BEGIN SOURCE DATA

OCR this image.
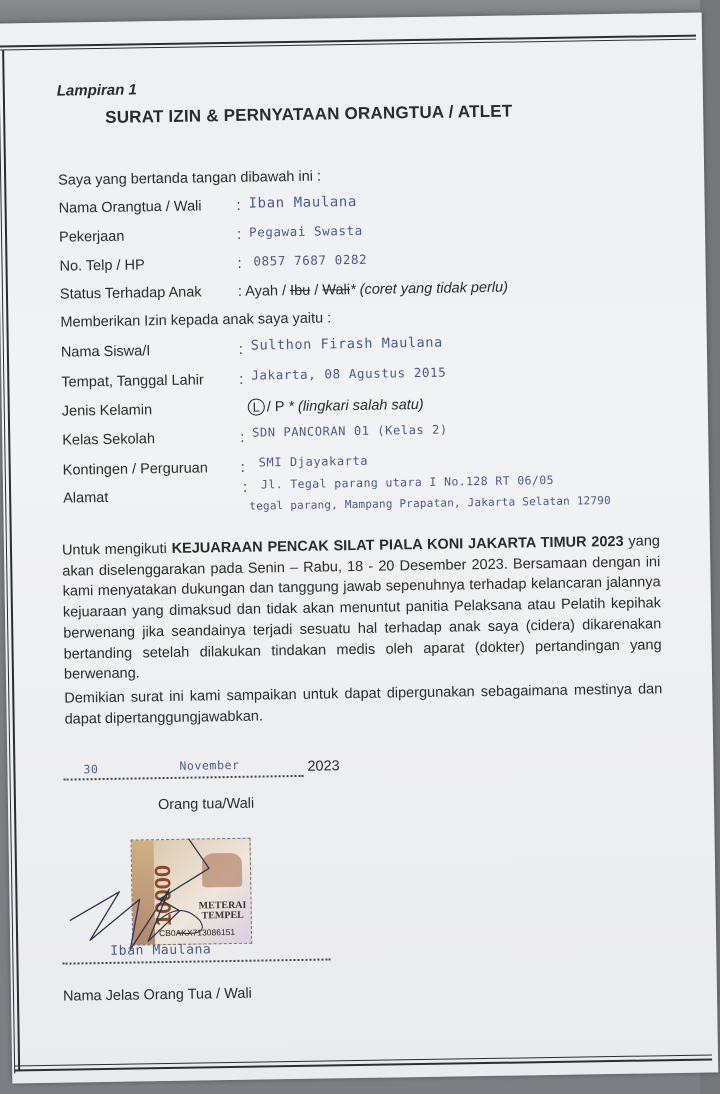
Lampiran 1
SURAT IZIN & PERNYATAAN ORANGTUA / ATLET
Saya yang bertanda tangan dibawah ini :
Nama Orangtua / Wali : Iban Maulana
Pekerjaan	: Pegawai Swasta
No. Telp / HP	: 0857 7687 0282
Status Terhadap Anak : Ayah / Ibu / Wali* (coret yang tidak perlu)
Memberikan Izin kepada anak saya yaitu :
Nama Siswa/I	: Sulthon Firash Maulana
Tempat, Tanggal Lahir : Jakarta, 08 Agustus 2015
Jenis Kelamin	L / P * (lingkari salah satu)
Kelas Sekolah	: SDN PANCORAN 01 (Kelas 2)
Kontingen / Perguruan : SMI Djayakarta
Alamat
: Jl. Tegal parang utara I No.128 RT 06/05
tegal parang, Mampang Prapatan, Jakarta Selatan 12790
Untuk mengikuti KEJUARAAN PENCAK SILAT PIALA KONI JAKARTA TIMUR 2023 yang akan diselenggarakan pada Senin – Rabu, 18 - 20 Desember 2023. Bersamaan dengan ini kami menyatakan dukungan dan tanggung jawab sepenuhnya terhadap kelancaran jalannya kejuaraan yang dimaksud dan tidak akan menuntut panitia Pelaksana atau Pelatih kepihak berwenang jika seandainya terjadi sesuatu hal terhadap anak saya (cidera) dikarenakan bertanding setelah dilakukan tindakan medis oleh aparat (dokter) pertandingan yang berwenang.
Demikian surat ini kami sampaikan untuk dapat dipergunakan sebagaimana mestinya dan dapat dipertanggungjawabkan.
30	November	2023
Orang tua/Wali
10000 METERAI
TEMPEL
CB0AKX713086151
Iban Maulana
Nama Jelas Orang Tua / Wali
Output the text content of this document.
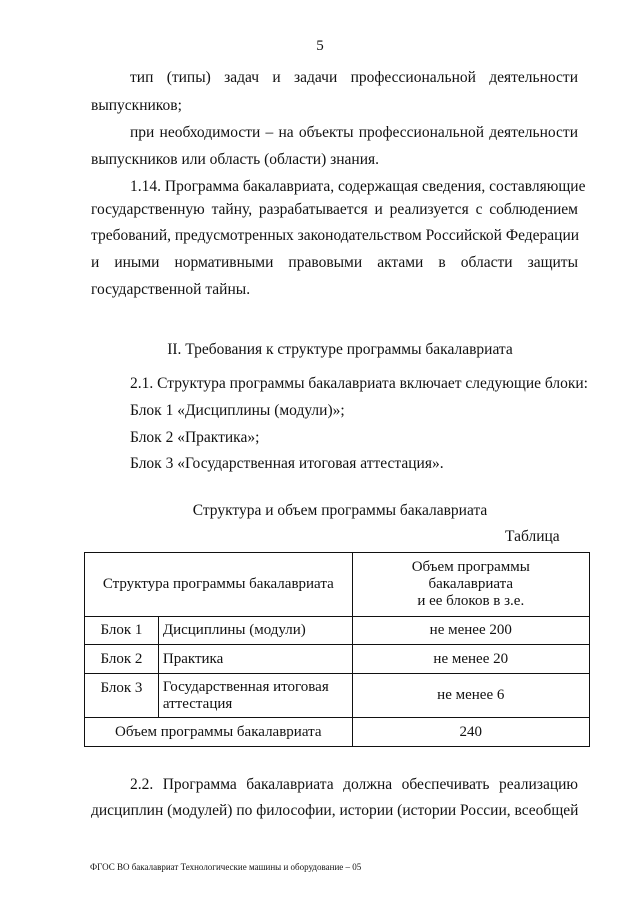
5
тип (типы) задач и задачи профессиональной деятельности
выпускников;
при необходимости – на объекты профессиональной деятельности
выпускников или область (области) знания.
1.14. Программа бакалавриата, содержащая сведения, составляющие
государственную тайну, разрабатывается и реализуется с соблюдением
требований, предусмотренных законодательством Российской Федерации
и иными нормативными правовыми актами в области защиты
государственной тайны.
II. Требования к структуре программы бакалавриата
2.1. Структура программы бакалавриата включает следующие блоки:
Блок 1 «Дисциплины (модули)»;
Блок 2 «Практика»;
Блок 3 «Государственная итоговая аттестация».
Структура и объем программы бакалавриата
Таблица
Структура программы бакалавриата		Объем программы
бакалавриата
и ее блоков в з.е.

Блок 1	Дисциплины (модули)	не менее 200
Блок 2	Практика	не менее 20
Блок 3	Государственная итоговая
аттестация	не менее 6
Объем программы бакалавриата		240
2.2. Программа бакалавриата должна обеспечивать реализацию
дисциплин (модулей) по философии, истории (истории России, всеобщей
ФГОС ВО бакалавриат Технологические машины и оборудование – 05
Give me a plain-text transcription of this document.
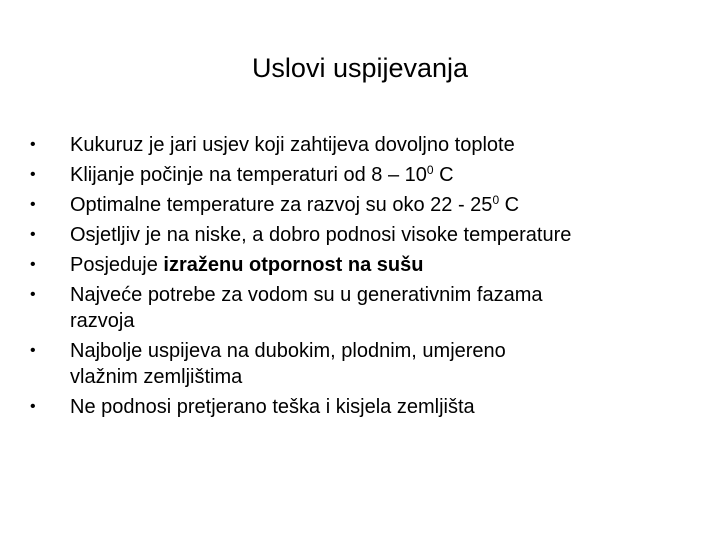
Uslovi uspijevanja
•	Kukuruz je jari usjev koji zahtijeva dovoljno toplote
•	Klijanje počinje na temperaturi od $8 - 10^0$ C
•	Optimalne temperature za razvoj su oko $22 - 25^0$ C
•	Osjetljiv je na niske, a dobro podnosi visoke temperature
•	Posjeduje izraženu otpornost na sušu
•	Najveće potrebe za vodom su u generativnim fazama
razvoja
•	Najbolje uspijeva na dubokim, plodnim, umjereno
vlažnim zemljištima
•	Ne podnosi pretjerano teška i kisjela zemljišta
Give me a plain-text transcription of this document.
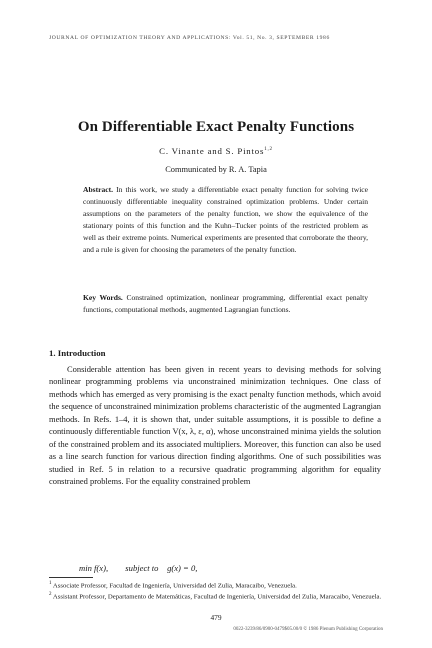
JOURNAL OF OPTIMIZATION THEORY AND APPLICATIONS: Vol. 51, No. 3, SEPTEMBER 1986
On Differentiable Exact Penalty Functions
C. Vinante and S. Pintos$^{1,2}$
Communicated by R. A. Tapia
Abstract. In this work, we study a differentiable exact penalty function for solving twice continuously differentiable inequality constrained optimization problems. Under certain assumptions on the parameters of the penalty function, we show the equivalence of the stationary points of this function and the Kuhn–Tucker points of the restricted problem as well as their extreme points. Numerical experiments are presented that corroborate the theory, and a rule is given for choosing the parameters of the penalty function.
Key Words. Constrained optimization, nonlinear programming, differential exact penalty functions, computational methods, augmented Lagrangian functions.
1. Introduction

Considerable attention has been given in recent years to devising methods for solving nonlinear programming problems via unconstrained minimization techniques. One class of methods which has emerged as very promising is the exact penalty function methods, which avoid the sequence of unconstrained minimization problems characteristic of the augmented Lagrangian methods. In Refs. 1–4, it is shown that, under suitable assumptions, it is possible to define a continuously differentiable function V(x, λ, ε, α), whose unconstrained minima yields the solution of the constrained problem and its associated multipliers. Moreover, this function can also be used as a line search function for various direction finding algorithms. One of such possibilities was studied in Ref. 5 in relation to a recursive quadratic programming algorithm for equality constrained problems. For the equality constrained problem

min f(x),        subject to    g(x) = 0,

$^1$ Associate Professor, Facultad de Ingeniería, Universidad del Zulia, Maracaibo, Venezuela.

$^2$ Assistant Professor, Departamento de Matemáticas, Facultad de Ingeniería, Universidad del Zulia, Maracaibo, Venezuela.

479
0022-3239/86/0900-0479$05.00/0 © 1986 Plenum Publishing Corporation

END SOURCE DATA
BEGIN SOURCE DATA

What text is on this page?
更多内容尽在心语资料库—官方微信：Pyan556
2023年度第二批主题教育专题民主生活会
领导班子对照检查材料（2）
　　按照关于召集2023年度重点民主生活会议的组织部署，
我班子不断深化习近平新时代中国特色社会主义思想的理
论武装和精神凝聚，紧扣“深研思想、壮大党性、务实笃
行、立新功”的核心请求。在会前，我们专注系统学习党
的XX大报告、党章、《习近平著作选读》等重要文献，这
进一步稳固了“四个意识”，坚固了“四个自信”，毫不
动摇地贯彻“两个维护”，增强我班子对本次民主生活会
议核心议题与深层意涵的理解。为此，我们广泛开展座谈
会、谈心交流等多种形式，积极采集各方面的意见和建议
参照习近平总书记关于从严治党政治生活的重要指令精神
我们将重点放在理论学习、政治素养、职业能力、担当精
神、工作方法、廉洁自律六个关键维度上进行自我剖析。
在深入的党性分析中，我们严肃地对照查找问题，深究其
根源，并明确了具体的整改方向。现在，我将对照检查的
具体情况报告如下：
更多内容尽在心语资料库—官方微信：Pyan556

END SOURCE DATA
BEGIN SOURCE DATA

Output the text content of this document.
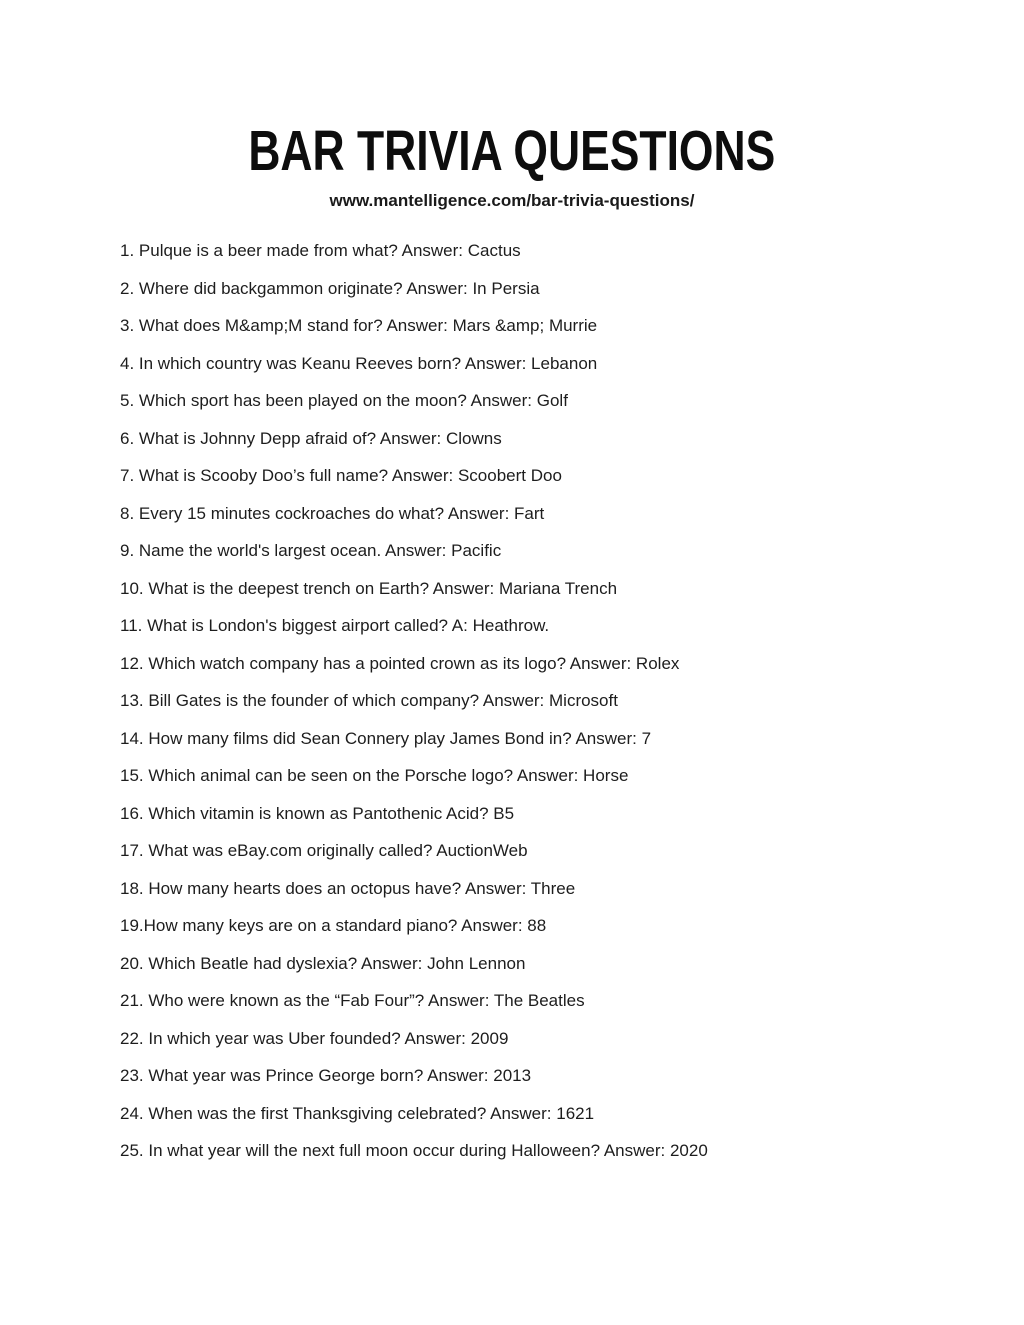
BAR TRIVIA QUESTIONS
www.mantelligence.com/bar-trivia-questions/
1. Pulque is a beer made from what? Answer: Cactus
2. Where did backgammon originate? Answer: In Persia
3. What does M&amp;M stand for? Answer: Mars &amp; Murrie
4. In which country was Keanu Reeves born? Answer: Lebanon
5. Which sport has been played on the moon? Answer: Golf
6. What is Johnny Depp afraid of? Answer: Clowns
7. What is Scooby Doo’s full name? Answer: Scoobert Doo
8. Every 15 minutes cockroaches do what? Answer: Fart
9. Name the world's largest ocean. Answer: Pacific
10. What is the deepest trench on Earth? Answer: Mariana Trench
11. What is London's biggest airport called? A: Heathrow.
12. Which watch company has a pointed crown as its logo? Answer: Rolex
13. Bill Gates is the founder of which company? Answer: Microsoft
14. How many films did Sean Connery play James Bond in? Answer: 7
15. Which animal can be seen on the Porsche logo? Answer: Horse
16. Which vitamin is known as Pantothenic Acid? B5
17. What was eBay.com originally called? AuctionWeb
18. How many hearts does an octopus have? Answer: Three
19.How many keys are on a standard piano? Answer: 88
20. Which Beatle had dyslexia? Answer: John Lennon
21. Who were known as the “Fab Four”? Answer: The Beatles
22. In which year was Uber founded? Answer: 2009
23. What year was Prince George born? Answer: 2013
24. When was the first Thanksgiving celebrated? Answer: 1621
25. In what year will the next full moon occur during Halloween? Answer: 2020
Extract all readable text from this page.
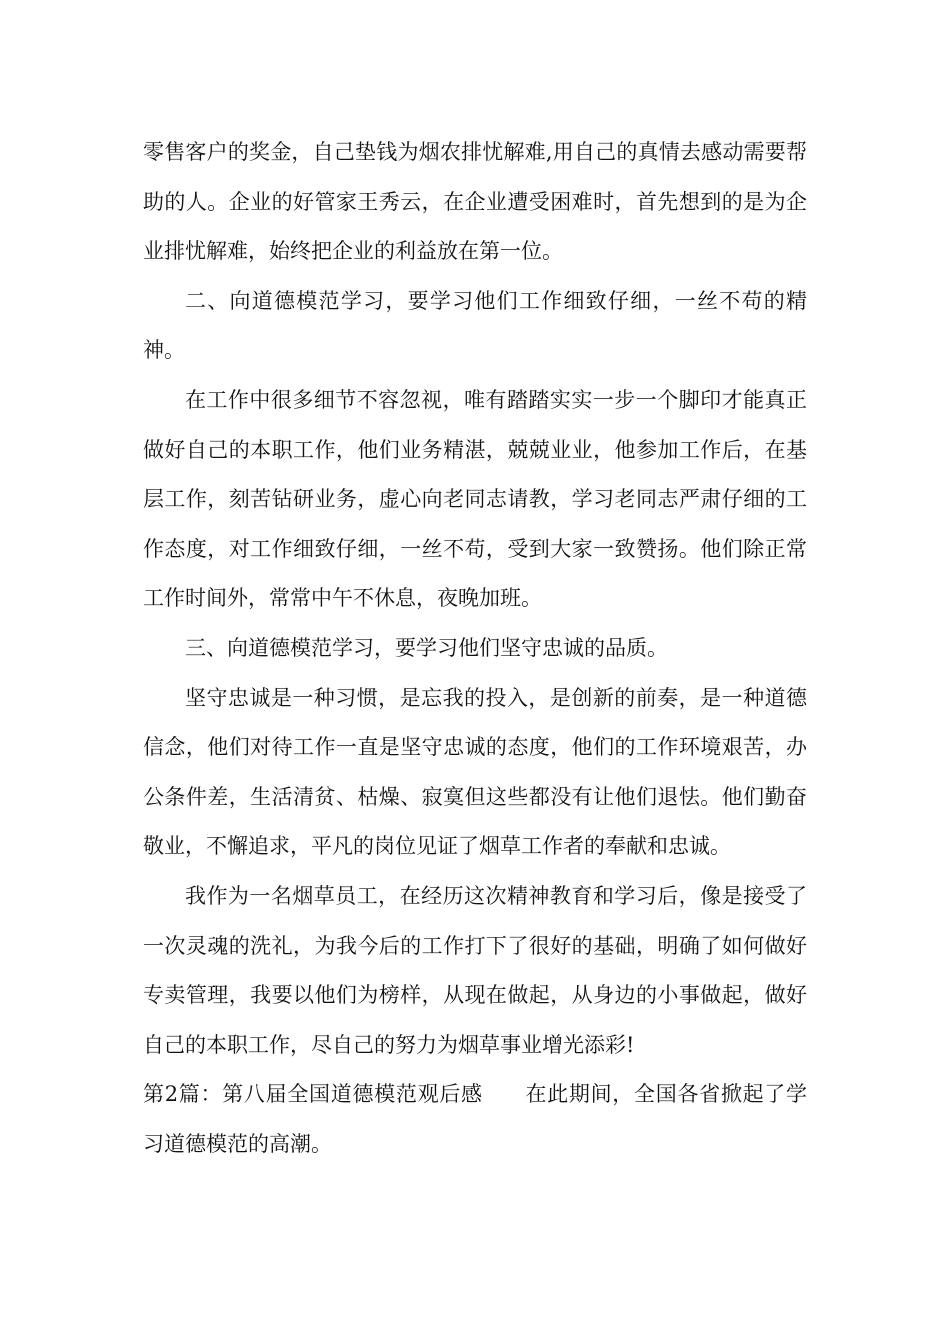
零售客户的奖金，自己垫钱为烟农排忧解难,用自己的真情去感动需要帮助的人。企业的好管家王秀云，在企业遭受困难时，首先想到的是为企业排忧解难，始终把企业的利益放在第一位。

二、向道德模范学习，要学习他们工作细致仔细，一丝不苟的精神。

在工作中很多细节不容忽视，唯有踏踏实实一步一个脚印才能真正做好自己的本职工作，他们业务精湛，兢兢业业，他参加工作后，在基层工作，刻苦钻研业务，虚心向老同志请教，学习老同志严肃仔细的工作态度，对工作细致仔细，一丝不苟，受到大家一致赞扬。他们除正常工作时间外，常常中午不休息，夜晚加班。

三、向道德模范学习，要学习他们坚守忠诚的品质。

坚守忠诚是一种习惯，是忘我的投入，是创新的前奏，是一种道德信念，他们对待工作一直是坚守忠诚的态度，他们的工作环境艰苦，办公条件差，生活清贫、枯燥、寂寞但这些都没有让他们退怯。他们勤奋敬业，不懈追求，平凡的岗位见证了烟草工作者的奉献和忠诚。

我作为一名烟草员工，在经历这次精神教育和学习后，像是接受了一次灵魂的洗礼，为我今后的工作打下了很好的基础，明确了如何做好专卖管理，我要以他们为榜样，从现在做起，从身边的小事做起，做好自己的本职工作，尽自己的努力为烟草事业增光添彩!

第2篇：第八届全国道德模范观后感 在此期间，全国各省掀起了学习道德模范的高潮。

END SOURCE DATA

Locate the word "Практика" in the entries, and copy every line where it is found.

Блок 2 «Практика»;
Блок 2	Практика	не менее 20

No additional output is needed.